» **What is being asked**: Return each line containing "position".

━━━

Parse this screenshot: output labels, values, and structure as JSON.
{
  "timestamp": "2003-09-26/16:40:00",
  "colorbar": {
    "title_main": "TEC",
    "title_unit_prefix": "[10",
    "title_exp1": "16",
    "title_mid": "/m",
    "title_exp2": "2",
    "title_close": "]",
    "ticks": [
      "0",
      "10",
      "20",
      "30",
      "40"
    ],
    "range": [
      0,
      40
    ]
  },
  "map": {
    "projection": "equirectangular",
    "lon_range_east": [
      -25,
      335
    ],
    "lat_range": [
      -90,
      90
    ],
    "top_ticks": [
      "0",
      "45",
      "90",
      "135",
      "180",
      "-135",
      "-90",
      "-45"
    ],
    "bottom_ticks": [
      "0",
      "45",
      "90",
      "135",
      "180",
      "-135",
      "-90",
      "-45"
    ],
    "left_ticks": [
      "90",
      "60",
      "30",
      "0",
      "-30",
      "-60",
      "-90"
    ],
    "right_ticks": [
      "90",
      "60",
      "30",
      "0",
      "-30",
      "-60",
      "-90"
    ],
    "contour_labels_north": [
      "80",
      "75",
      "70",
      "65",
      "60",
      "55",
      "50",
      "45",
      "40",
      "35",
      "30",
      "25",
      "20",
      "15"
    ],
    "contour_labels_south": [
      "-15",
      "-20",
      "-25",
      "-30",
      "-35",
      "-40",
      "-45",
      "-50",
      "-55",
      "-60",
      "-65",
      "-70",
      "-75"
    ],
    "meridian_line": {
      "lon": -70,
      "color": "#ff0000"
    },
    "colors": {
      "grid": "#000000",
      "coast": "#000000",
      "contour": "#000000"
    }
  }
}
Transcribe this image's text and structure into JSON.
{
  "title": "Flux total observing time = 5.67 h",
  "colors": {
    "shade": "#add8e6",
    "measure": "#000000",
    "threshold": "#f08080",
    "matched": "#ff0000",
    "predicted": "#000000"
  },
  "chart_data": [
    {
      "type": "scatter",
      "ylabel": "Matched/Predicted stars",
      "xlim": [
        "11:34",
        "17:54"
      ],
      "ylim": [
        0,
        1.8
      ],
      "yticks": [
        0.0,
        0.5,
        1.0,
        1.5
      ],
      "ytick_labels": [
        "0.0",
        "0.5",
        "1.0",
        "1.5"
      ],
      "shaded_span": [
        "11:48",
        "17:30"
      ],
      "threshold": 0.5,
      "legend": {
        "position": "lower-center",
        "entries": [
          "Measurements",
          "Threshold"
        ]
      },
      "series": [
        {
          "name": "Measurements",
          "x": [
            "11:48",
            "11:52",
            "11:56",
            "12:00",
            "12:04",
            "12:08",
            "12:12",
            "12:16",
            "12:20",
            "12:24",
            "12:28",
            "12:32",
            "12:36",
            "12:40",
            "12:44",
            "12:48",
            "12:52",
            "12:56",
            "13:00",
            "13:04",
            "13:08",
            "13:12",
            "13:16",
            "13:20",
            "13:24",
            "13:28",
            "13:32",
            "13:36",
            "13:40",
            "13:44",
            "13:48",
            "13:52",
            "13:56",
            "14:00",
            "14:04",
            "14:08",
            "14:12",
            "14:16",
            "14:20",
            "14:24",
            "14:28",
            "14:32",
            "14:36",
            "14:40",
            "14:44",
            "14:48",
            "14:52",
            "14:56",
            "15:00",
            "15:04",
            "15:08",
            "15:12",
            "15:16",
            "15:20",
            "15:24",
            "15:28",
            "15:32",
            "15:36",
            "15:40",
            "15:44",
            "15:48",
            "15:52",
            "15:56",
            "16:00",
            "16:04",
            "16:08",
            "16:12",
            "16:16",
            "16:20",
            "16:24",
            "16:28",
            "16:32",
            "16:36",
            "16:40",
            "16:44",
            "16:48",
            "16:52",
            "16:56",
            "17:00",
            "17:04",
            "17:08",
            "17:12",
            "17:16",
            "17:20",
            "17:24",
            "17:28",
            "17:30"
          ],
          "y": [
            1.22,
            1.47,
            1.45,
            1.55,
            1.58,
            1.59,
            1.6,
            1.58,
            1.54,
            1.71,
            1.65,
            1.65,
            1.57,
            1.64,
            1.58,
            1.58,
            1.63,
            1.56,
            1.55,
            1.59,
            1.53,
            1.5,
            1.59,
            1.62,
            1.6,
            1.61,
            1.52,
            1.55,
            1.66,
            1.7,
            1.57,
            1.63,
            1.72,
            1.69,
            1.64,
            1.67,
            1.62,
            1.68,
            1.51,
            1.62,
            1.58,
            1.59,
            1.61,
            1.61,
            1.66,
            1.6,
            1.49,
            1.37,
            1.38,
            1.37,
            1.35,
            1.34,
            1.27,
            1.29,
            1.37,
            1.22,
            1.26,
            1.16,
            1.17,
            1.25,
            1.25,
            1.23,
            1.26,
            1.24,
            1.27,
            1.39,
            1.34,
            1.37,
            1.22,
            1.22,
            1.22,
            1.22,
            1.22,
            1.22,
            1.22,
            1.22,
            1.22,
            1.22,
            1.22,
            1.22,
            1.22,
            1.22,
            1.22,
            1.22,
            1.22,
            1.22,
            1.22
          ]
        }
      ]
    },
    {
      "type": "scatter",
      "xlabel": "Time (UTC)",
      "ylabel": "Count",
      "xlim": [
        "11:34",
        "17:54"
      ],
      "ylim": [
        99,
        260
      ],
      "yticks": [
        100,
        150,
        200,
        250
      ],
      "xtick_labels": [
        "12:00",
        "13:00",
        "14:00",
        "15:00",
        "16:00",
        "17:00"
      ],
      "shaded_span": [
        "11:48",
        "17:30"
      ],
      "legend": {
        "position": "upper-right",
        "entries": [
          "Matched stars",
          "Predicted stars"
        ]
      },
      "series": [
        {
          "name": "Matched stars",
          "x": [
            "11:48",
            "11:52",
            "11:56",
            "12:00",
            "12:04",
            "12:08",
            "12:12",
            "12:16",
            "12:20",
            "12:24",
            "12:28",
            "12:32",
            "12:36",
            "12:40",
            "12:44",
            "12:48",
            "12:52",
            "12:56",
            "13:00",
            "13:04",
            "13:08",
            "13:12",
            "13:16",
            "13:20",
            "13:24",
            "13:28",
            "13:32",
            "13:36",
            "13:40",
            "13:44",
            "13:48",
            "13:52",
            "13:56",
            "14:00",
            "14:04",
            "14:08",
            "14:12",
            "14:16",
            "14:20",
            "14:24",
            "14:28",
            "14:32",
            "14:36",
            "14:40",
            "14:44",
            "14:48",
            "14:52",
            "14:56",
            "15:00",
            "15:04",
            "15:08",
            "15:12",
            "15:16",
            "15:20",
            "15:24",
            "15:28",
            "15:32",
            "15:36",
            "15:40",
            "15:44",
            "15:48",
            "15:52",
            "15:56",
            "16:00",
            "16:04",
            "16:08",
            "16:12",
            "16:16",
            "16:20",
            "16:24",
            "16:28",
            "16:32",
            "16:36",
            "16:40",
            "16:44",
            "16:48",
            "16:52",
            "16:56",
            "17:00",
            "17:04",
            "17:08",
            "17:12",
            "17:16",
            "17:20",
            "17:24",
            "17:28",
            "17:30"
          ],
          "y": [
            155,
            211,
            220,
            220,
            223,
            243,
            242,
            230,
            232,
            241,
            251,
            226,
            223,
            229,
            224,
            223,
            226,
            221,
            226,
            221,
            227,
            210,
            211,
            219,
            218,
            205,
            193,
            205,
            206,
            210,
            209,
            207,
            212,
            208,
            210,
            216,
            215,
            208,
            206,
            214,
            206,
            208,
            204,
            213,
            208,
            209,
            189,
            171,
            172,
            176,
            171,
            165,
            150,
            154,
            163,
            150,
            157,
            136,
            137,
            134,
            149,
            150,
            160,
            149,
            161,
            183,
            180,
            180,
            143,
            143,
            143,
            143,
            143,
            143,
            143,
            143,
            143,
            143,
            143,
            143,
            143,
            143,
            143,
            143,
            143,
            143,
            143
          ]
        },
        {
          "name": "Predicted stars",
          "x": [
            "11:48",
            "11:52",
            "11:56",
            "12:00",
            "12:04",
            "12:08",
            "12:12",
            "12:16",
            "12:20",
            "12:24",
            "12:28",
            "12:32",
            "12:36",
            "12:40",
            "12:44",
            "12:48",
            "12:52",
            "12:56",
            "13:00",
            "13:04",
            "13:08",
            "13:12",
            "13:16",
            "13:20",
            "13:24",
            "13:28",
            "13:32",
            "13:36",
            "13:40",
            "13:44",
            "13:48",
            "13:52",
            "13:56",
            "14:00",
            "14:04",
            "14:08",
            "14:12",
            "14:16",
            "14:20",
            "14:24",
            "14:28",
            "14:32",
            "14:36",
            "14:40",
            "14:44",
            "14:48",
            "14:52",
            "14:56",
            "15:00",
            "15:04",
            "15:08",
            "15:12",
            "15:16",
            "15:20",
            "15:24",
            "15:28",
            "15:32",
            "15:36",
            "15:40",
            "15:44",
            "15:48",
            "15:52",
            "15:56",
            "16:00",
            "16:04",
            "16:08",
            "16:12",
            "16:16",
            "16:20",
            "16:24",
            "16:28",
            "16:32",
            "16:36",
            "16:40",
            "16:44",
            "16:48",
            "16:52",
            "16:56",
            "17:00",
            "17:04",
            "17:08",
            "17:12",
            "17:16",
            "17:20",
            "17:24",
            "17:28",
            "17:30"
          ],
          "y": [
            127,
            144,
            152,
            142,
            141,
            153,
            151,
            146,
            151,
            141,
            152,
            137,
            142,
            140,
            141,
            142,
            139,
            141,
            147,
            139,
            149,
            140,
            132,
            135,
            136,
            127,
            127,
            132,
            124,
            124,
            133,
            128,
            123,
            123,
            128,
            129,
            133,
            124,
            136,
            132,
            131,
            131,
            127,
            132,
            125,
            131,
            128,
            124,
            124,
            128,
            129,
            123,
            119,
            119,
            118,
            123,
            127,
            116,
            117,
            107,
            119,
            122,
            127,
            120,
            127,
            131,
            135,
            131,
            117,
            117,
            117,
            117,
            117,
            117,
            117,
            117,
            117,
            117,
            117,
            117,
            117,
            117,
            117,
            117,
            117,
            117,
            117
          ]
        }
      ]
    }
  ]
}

━━━

» **Answer in full**:
        "position": "lower-center",
        "position": "upper-right",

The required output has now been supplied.